Stored records:
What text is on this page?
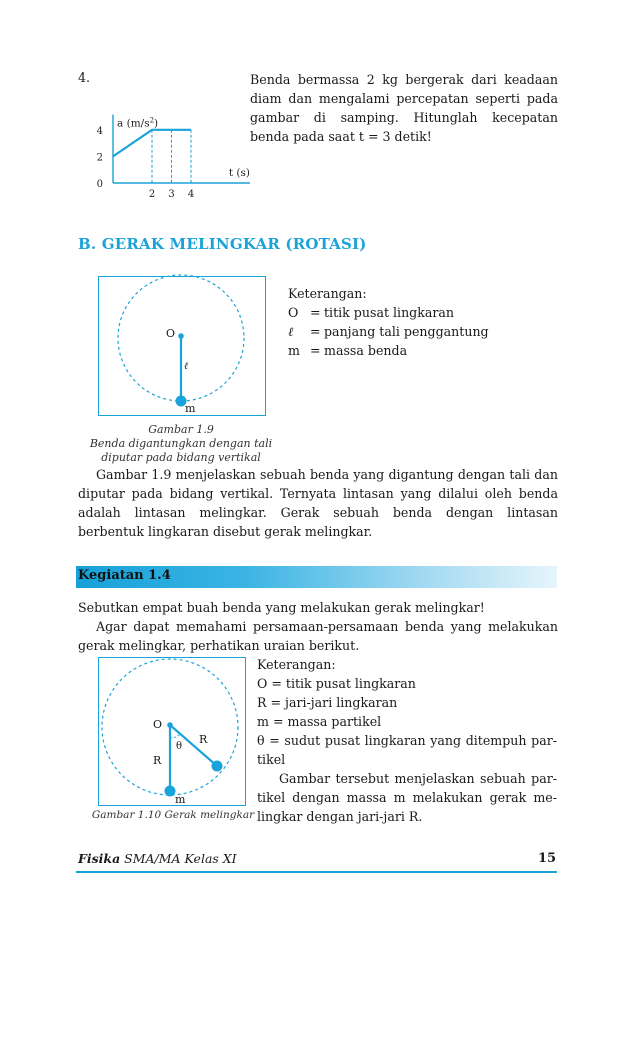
4.
2 3 4
2
4
0
a $(m/s^2)$
t (s)
Benda bermassa 2 kg bergerak dari keadaan diam dan mengalami percepatan seperti pada gambar di samping. Hitunglah kecepatan benda pada saat t = 3 detik!
B. GERAK MELINGKAR (ROTASI)
O
ℓ
m
Gambar 1.9
Benda digantungkan dengan tali
diputar pada bidang vertikal
Keterangan:
O = titik pusat lingkaran
ℓ	= panjang tali penggantung
m = massa benda
Gambar 1.9 menjelaskan sebuah benda yang digantung dengan tali dan diputar pada bidang vertikal. Ternyata lintasan yang dilalui oleh benda adalah lintasan melingkar. Gerak sebuah benda dengan lintasan berbentuk lingkaran disebut gerak melingkar.
Kegiatan 1.4
Sebutkan empat buah benda yang melakukan gerak melingkar!
Agar dapat memahami persamaan-persamaan benda yang melakukan gerak melingkar, perhatikan uraian berikut.
O
R
R
θ
m
Gambar 1.10 Gerak melingkar
Keterangan:
O = titik pusat lingkaran
R = jari-jari lingkaran
m = massa partikel
θ = sudut pusat lingkaran yang ditempuh par-
tikel
Gambar tersebut menjelaskan sebuah par-
tikel dengan massa m melakukan gerak me-
lingkar dengan jari-jari R.
Fisika SMA/MA Kelas XI	15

▶ [WHAT IS EXPECTED]
State the number of lines above that hold the string "lingkaran", with nothing added.

▶ [TASK ANSWER]
5